» TASK TO CARRY OUT
Write out all of the lines below, exactly and completely.

#####

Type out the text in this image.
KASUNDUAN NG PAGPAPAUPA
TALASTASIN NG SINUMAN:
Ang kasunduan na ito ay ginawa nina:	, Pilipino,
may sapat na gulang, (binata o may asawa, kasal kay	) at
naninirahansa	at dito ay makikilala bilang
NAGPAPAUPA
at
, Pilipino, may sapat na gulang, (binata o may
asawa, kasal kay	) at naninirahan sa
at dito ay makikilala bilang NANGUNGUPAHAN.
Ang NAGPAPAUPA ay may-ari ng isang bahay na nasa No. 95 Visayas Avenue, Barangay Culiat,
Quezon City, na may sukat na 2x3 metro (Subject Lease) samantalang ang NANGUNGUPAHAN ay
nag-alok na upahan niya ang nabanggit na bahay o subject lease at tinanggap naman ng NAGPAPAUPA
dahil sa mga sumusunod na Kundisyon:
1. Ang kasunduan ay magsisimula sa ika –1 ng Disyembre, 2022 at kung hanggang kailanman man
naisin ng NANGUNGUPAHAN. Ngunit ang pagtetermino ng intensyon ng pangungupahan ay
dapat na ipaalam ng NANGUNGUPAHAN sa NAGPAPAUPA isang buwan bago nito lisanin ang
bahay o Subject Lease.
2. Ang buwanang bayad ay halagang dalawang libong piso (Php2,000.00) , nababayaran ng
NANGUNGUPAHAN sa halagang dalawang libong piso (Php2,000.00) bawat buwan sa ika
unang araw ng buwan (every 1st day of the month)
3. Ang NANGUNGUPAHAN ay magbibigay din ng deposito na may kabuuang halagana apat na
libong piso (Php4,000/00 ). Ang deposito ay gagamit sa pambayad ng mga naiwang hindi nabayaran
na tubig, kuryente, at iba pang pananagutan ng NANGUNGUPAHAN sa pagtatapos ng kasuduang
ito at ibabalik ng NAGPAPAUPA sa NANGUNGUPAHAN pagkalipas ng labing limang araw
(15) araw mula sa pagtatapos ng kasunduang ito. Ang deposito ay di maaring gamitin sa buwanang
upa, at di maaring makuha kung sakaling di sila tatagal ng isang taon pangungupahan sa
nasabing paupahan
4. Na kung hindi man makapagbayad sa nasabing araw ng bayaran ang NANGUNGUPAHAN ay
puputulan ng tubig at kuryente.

#####

» RESULT
Type out the text in this image.
KASUNDUAN NG PAGPAPAUPA
TALASTASIN NG SINUMAN:
Ang kasunduan na ito ay ginawa nina:	, Pilipino,
may sapat na gulang, (binata o may asawa, kasal kay	) at
naninirahansa	at dito ay makikilala bilang
NAGPAPAUPA
at
, Pilipino, may sapat na gulang, (binata o may
asawa, kasal kay	) at naninirahan sa
at dito ay makikilala bilang NANGUNGUPAHAN.
Ang NAGPAPAUPA ay may-ari ng isang bahay na nasa No. 95 Visayas Avenue, Barangay Culiat,
Quezon City, na may sukat na 2x3 metro (Subject Lease) samantalang ang NANGUNGUPAHAN ay
nag-alok na upahan niya ang nabanggit na bahay o subject lease at tinanggap naman ng NAGPAPAUPA
dahil sa mga sumusunod na Kundisyon:
1. Ang kasunduan ay magsisimula sa ika –1 ng Disyembre, 2022 at kung hanggang kailanman man
naisin ng NANGUNGUPAHAN. Ngunit ang pagtetermino ng intensyon ng pangungupahan ay
dapat na ipaalam ng NANGUNGUPAHAN sa NAGPAPAUPA isang buwan bago nito lisanin ang
bahay o Subject Lease.
2. Ang buwanang bayad ay halagang dalawang libong piso (Php2,000.00) , nababayaran ng
NANGUNGUPAHAN sa halagang dalawang libong piso (Php2,000.00) bawat buwan sa ika
unang araw ng buwan (every 1st day of the month)
3. Ang NANGUNGUPAHAN ay magbibigay din ng deposito na may kabuuang halagana apat na
libong piso (Php4,000/00 ). Ang deposito ay gagamit sa pambayad ng mga naiwang hindi nabayaran
na tubig, kuryente, at iba pang pananagutan ng NANGUNGUPAHAN sa pagtatapos ng kasuduang
ito at ibabalik ng NAGPAPAUPA sa NANGUNGUPAHAN pagkalipas ng labing limang araw
(15) araw mula sa pagtatapos ng kasunduang ito. Ang deposito ay di maaring gamitin sa buwanang
upa, at di maaring makuha kung sakaling di sila tatagal ng isang taon pangungupahan sa
nasabing paupahan
4. Na kung hindi man makapagbayad sa nasabing araw ng bayaran ang NANGUNGUPAHAN ay
puputulan ng tubig at kuryente.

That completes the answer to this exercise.